TASK DIRECTIONS » Show all lines holding "nicht".
........
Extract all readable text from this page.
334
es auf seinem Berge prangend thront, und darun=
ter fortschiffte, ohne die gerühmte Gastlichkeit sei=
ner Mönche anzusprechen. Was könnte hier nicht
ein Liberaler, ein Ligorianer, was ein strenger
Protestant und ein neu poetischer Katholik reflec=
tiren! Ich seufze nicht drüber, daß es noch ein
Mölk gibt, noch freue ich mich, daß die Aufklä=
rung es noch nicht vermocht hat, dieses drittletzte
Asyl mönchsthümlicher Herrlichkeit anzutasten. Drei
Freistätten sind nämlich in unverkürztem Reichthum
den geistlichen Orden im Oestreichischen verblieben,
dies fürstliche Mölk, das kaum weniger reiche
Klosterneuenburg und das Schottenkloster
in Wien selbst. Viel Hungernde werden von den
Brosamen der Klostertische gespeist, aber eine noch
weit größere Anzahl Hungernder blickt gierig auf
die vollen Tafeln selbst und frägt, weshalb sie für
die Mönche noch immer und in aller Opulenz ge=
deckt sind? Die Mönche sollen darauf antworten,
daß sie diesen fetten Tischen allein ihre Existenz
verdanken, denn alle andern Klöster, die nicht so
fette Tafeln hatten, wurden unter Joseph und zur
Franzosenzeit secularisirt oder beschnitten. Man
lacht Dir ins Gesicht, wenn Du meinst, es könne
........
EXERCISE RESPONSE »
ner Mönche anzusprechen. Was könnte hier nicht
tiren! Ich seufze nicht drüber, daß es noch ein
rung es noch nicht vermocht hat, dieses drittletzte
verdanken, denn alle andern Klöster, die nicht so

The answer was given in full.